- **Brief**:
Word for word, set down the records and skip each picture.

Page transcription dataset items
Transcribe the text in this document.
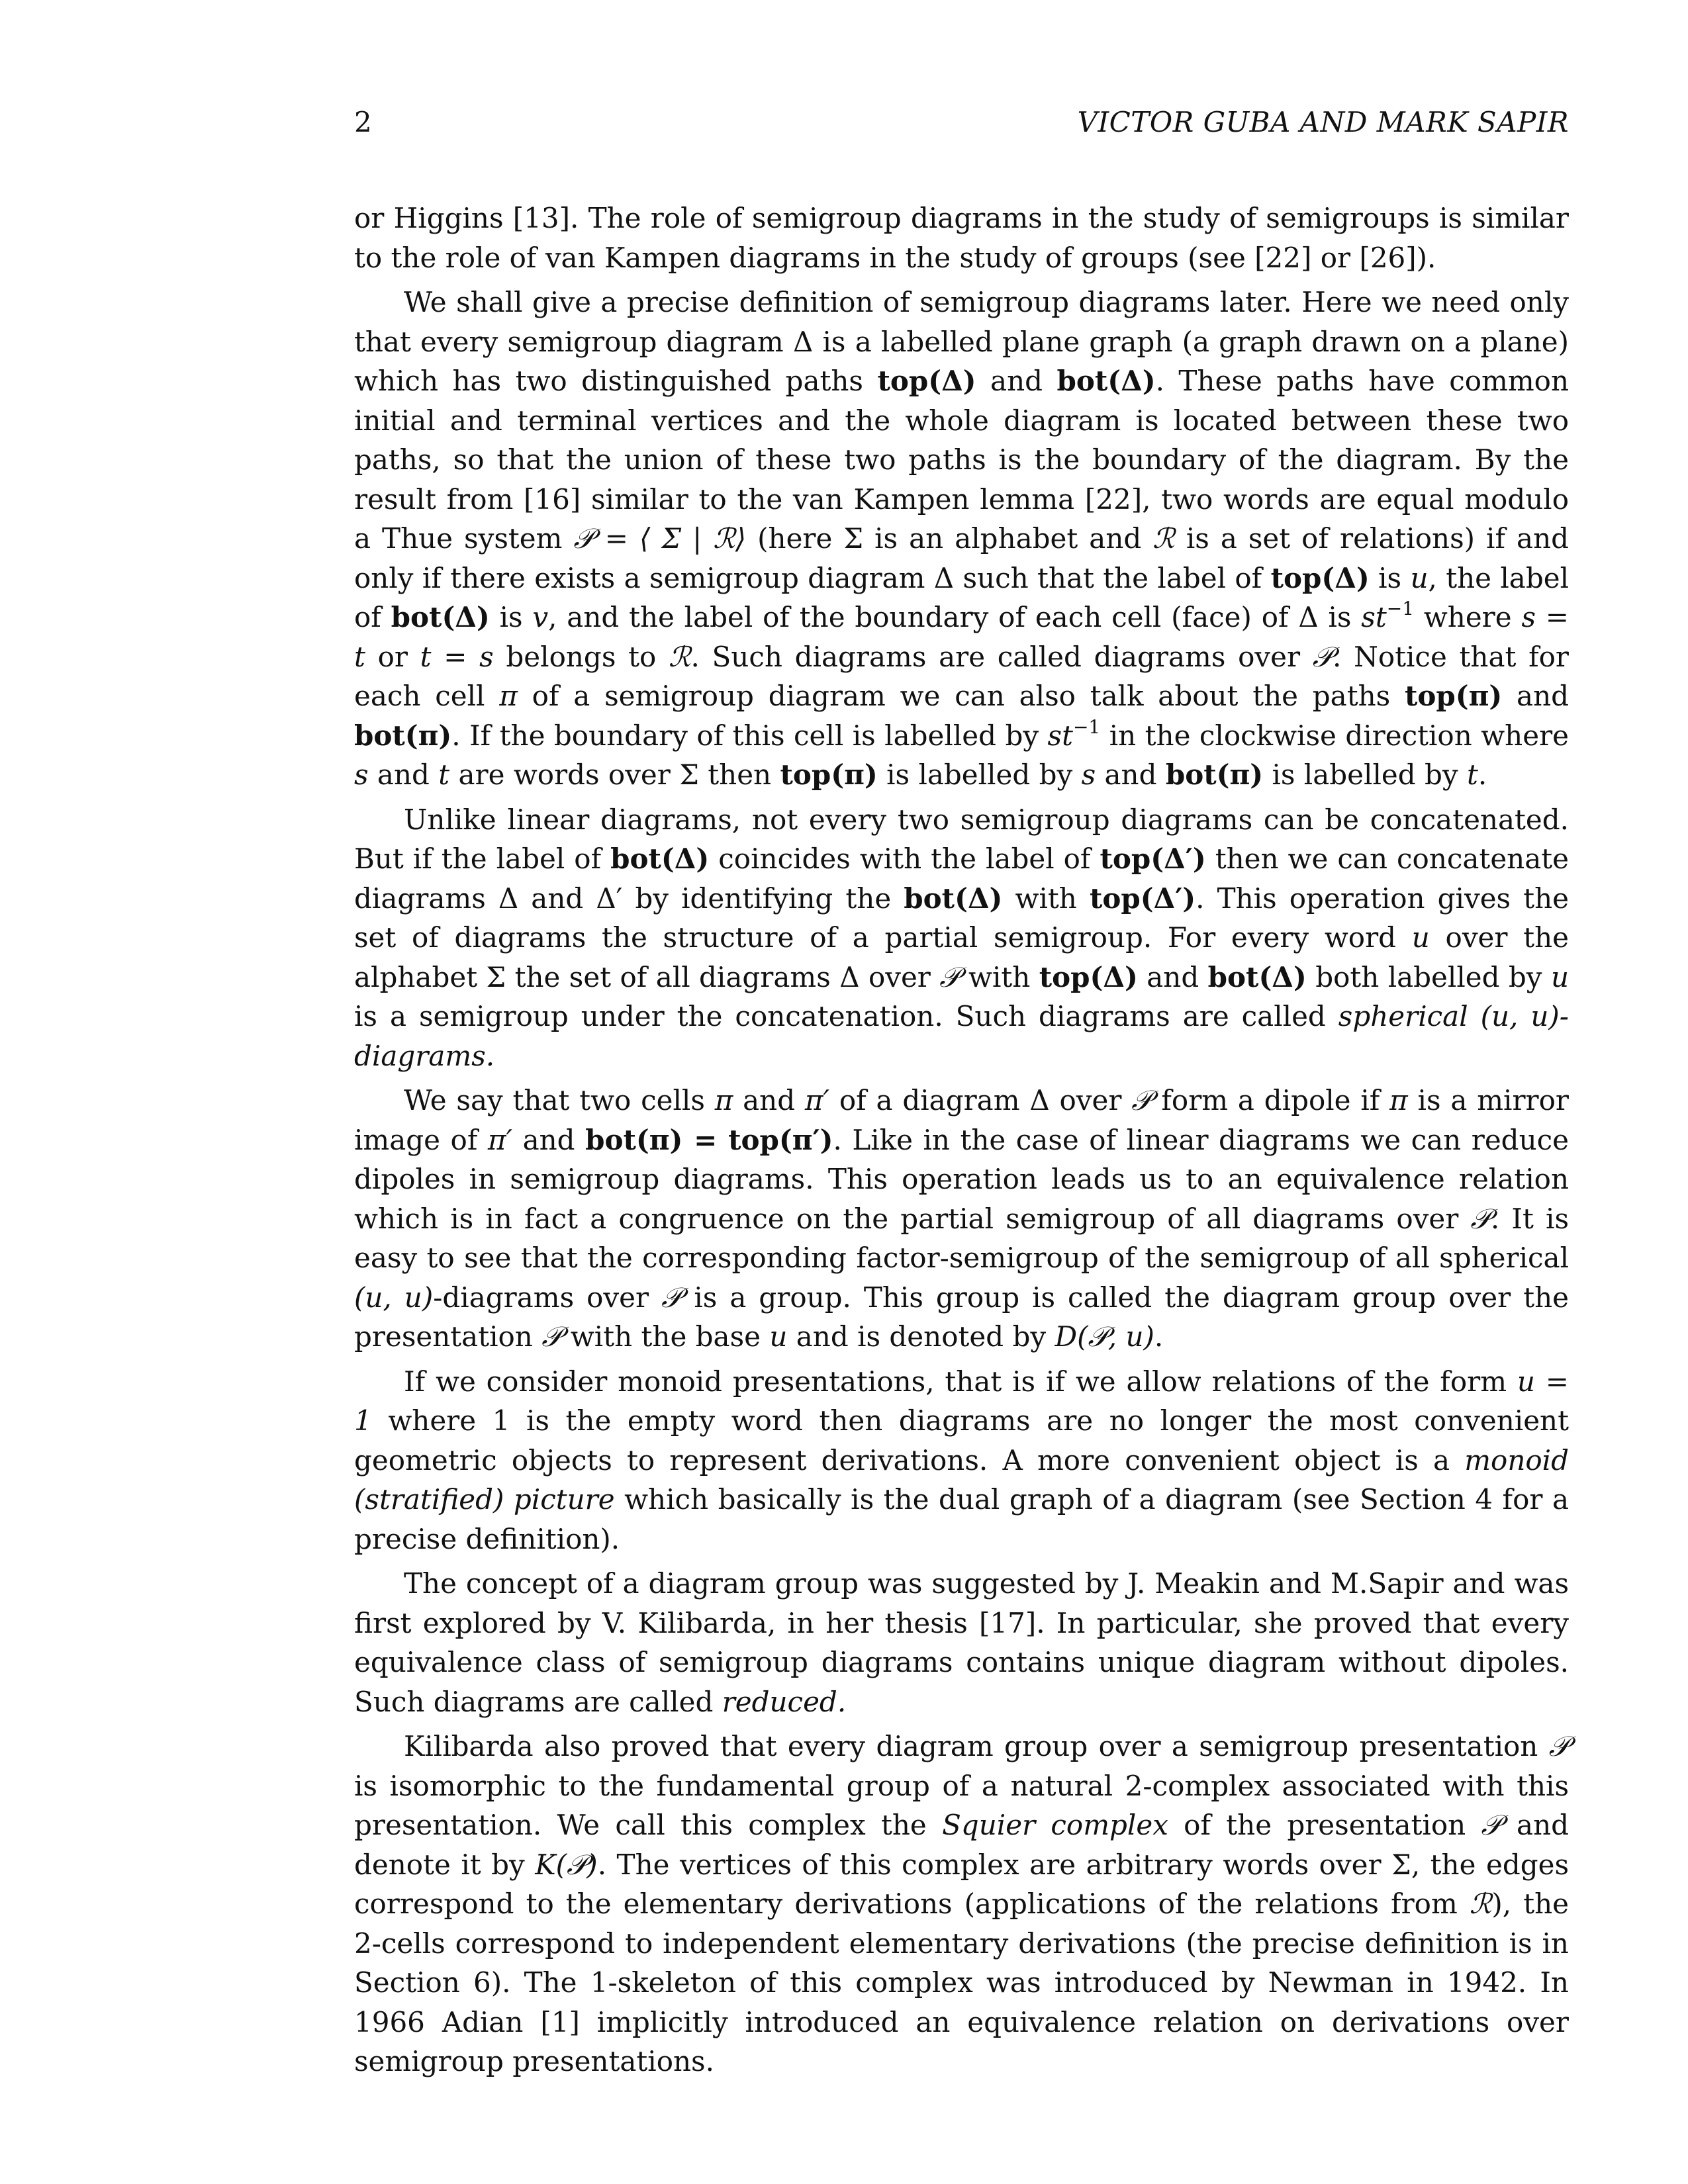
2	VICTOR GUBA AND MARK SAPIR

or Higgins [13]. The role of semigroup diagrams in the study of semigroups is similar to the role of van Kampen diagrams in the study of groups (see [22] or [26]).

We shall give a precise definition of semigroup diagrams later. Here we need only that every semigroup diagram Δ is a labelled plane graph (a graph drawn on a plane) which has two distinguished paths top(Δ) and bot(Δ). These paths have common initial and terminal vertices and the whole diagram is located between these two paths, so that the union of these two paths is the boundary of the diagram. By the result from [16] similar to the van Kampen lemma [22], two words are equal modulo a Thue system 𝒫 = ⟨ Σ | ℛ⟩ (here Σ is an alphabet and ℛ is a set of relations) if and only if there exists a semigroup diagram Δ such that the label of top(Δ) is u, the label of bot(Δ) is v, and the label of the boundary of each cell (face) of Δ is $st^{-1}$ where s = t or t = s belongs to ℛ. Such diagrams are called diagrams over 𝒫. Notice that for each cell π of a semigroup diagram we can also talk about the paths top(π) and bot(π). If the boundary of this cell is labelled by $st^{-1}$ in the clockwise direction where s and t are words over Σ then top(π) is labelled by s and bot(π) is labelled by t.

Unlike linear diagrams, not every two semigroup diagrams can be concatenated. But if the label of bot(Δ) coincides with the label of top(Δ′) then we can concatenate diagrams Δ and Δ′ by identifying the bot(Δ) with top(Δ′). This operation gives the set of diagrams the structure of a partial semigroup. For every word u over the alphabet Σ the set of all diagrams Δ over 𝒫 with top(Δ) and bot(Δ) both labelled by u is a semigroup under the concatenation. Such diagrams are called spherical (u, u)-diagrams.

We say that two cells π and π′ of a diagram Δ over 𝒫 form a dipole if π is a mirror image of π′ and bot(π) = top(π′). Like in the case of linear diagrams we can reduce dipoles in semigroup diagrams. This operation leads us to an equivalence relation which is in fact a congruence on the partial semigroup of all diagrams over 𝒫. It is easy to see that the corresponding factor-semigroup of the semigroup of all spherical (u, u)-diagrams over 𝒫 is a group. This group is called the diagram group over the presentation 𝒫 with the base u and is denoted by D(𝒫, u).

If we consider monoid presentations, that is if we allow relations of the form u = 1 where 1 is the empty word then diagrams are no longer the most convenient geometric objects to represent derivations. A more convenient object is a monoid (stratified) picture which basically is the dual graph of a diagram (see Section 4 for a precise definition).

The concept of a diagram group was suggested by J. Meakin and M.Sapir and was first explored by V. Kilibarda, in her thesis [17]. In particular, she proved that every equivalence class of semigroup diagrams contains unique diagram without dipoles. Such diagrams are called reduced.

Kilibarda also proved that every diagram group over a semigroup presentation 𝒫 is isomorphic to the fundamental group of a natural 2-complex associated with this presentation. We call this complex the Squier complex of the presentation 𝒫 and denote it by K(𝒫). The vertices of this complex are arbitrary words over Σ, the edges correspond to the elementary derivations (applications of the relations from ℛ), the 2-cells correspond to independent elementary derivations (the precise definition is in Section 6). The 1-skeleton of this complex was introduced by Newman in 1942. In 1966 Adian [1] implicitly introduced an equivalence relation on derivations over semigroup presentations.
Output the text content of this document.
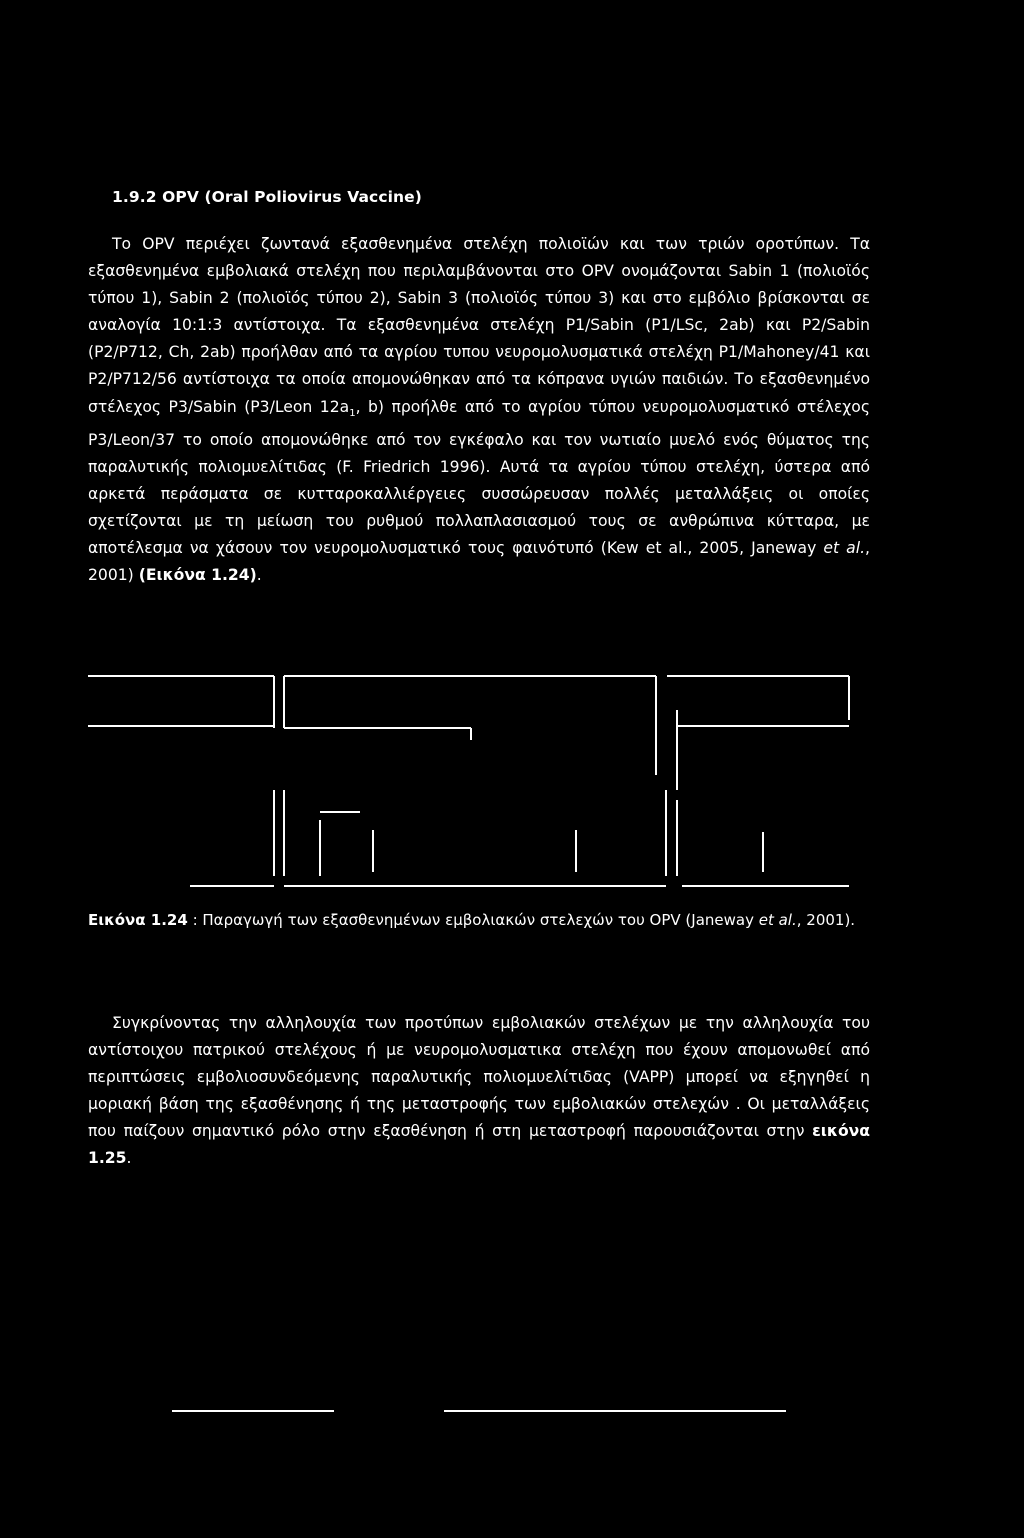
1.9.2 OPV (Oral Poliovirus Vaccine)

Το OPV περιέχει ζωντανά εξασθενημένα στελέχη πολιοϊών και των τριών οροτύπων. Τα εξασθενημένα εμβολιακά στελέχη που περιλαμβάνονται στο OPV ονομάζονται Sabin 1 (πολιοϊός τύπου 1), Sabin 2 (πολιοϊός τύπου 2), Sabin 3 (πολιοϊός τύπου 3) και στο εμβόλιο βρίσκονται σε αναλογία 10:1:3 αντίστοιχα. Τα εξασθενημένα στελέχη P1/Sabin (P1/LSc, 2ab) και P2/Sabin (P2/P712, Ch, 2ab) προήλθαν από τα αγρίου τυπου νευρομολυσματικά στελέχη P1/Mahoney/41 και P2/P712/56 αντίστοιχα τα οποία απομονώθηκαν από τα κόπρανα υγιών παιδιών. Το εξασθενημένο στέλεχος P3/Sabin (P3/Leon $12a_1$, b) προήλθε από το αγρίου τύπου νευρομολυσματικό στέλεχος P3/Leon/37 το οποίο απομονώθηκε από τον εγκέφαλο και τον νωτιαίο μυελό ενός θύματος της παραλυτικής πολιομυελίτιδας (F. Friedrich 1996). Αυτά τα αγρίου τύπου στελέχη, ύστερα από αρκετά περάσματα σε κυτταροκαλλιέργειες συσσώρευσαν πολλές μεταλλάξεις οι οποίες σχετίζονται με τη μείωση του ρυθμού πολλαπλασιασμού τους σε ανθρώπινα κύτταρα, με αποτέλεσμα να χάσουν τον νευρομολυσματικό τους φαινότυπό (Kew et al., 2005, Janeway et al., 2001) (Εικόνα 1.24).

Εικόνα 1.24 : Παραγωγή των εξασθενημένων εμβολιακών στελεχών του OPV (Janeway et al., 2001).

Συγκρίνοντας την αλληλουχία των προτύπων εμβολιακών στελέχων με την αλληλουχία του αντίστοιχου πατρικού στελέχους ή με νευρομολυσματικα στελέχη που έχουν απομονωθεί από περιπτώσεις εμβολιοσυνδεόμενης παραλυτικής πολιομυελίτιδας (VAPP) μπορεί να εξηγηθεί η μοριακή βάση της εξασθένησης ή της μεταστροφής των εμβολιακών στελεχών . Οι μεταλλάξεις που παίζουν σημαντικό ρόλο στην εξασθένηση ή στη μεταστροφή παρουσιάζονται στην εικόνα 1.25.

- **Task answer**:
Transcribe the text in this document.
2	VICTOR GUBA AND MARK SAPIR

or Higgins [13]. The role of semigroup diagrams in the study of semigroups is similar to the role of van Kampen diagrams in the study of groups (see [22] or [26]).

We shall give a precise definition of semigroup diagrams later. Here we need only that every semigroup diagram Δ is a labelled plane graph (a graph drawn on a plane) which has two distinguished paths top(Δ) and bot(Δ). These paths have common initial and terminal vertices and the whole diagram is located between these two paths, so that the union of these two paths is the boundary of the diagram. By the result from [16] similar to the van Kampen lemma [22], two words are equal modulo a Thue system 𝒫 = ⟨ Σ | ℛ⟩ (here Σ is an alphabet and ℛ is a set of relations) if and only if there exists a semigroup diagram Δ such that the label of top(Δ) is u, the label of bot(Δ) is v, and the label of the boundary of each cell (face) of Δ is $st^{-1}$ where s = t or t = s belongs to ℛ. Such diagrams are called diagrams over 𝒫. Notice that for each cell π of a semigroup diagram we can also talk about the paths top(π) and bot(π). If the boundary of this cell is labelled by $st^{-1}$ in the clockwise direction where s and t are words over Σ then top(π) is labelled by s and bot(π) is labelled by t.

Unlike linear diagrams, not every two semigroup diagrams can be concatenated. But if the label of bot(Δ) coincides with the label of top(Δ′) then we can concatenate diagrams Δ and Δ′ by identifying the bot(Δ) with top(Δ′). This operation gives the set of diagrams the structure of a partial semigroup. For every word u over the alphabet Σ the set of all diagrams Δ over 𝒫 with top(Δ) and bot(Δ) both labelled by u is a semigroup under the concatenation. Such diagrams are called spherical (u, u)-diagrams.

We say that two cells π and π′ of a diagram Δ over 𝒫 form a dipole if π is a mirror image of π′ and bot(π) = top(π′). Like in the case of linear diagrams we can reduce dipoles in semigroup diagrams. This operation leads us to an equivalence relation which is in fact a congruence on the partial semigroup of all diagrams over 𝒫. It is easy to see that the corresponding factor-semigroup of the semigroup of all spherical (u, u)-diagrams over 𝒫 is a group. This group is called the diagram group over the presentation 𝒫 with the base u and is denoted by D(𝒫, u).

If we consider monoid presentations, that is if we allow relations of the form u = 1 where 1 is the empty word then diagrams are no longer the most convenient geometric objects to represent derivations. A more convenient object is a monoid (stratified) picture which basically is the dual graph of a diagram (see Section 4 for a precise definition).

The concept of a diagram group was suggested by J. Meakin and M.Sapir and was first explored by V. Kilibarda, in her thesis [17]. In particular, she proved that every equivalence class of semigroup diagrams contains unique diagram without dipoles. Such diagrams are called reduced.

Kilibarda also proved that every diagram group over a semigroup presentation 𝒫 is isomorphic to the fundamental group of a natural 2-complex associated with this presentation. We call this complex the Squier complex of the presentation 𝒫 and denote it by K(𝒫). The vertices of this complex are arbitrary words over Σ, the edges correspond to the elementary derivations (applications of the relations from ℛ), the 2-cells correspond to independent elementary derivations (the precise definition is in Section 6). The 1-skeleton of this complex was introduced by Newman in 1942. In 1966 Adian [1] implicitly introduced an equivalence relation on derivations over semigroup presentations.
Output the text content of this document.
1.9.2 OPV (Oral Poliovirus Vaccine)

Το OPV περιέχει ζωντανά εξασθενημένα στελέχη πολιοϊών και των τριών οροτύπων. Τα εξασθενημένα εμβολιακά στελέχη που περιλαμβάνονται στο OPV ονομάζονται Sabin 1 (πολιοϊός τύπου 1), Sabin 2 (πολιοϊός τύπου 2), Sabin 3 (πολιοϊός τύπου 3) και στο εμβόλιο βρίσκονται σε αναλογία 10:1:3 αντίστοιχα. Τα εξασθενημένα στελέχη P1/Sabin (P1/LSc, 2ab) και P2/Sabin (P2/P712, Ch, 2ab) προήλθαν από τα αγρίου τυπου νευρομολυσματικά στελέχη P1/Mahoney/41 και P2/P712/56 αντίστοιχα τα οποία απομονώθηκαν από τα κόπρανα υγιών παιδιών. Το εξασθενημένο στέλεχος P3/Sabin (P3/Leon $12a_1$, b) προήλθε από το αγρίου τύπου νευρομολυσματικό στέλεχος P3/Leon/37 το οποίο απομονώθηκε από τον εγκέφαλο και τον νωτιαίο μυελό ενός θύματος της παραλυτικής πολιομυελίτιδας (F. Friedrich 1996). Αυτά τα αγρίου τύπου στελέχη, ύστερα από αρκετά περάσματα σε κυτταροκαλλιέργειες συσσώρευσαν πολλές μεταλλάξεις οι οποίες σχετίζονται με τη μείωση του ρυθμού πολλαπλασιασμού τους σε ανθρώπινα κύτταρα, με αποτέλεσμα να χάσουν τον νευρομολυσματικό τους φαινότυπό (Kew et al., 2005, Janeway et al., 2001) (Εικόνα 1.24).

Εικόνα 1.24 : Παραγωγή των εξασθενημένων εμβολιακών στελεχών του OPV (Janeway et al., 2001).

Συγκρίνοντας την αλληλουχία των προτύπων εμβολιακών στελέχων με την αλληλουχία του αντίστοιχου πατρικού στελέχους ή με νευρομολυσματικα στελέχη που έχουν απομονωθεί από περιπτώσεις εμβολιοσυνδεόμενης παραλυτικής πολιομυελίτιδας (VAPP) μπορεί να εξηγηθεί η μοριακή βάση της εξασθένησης ή της μεταστροφής των εμβολιακών στελεχών . Οι μεταλλάξεις που παίζουν σημαντικό ρόλο στην εξασθένηση ή στη μεταστροφή παρουσιάζονται στην εικόνα 1.25.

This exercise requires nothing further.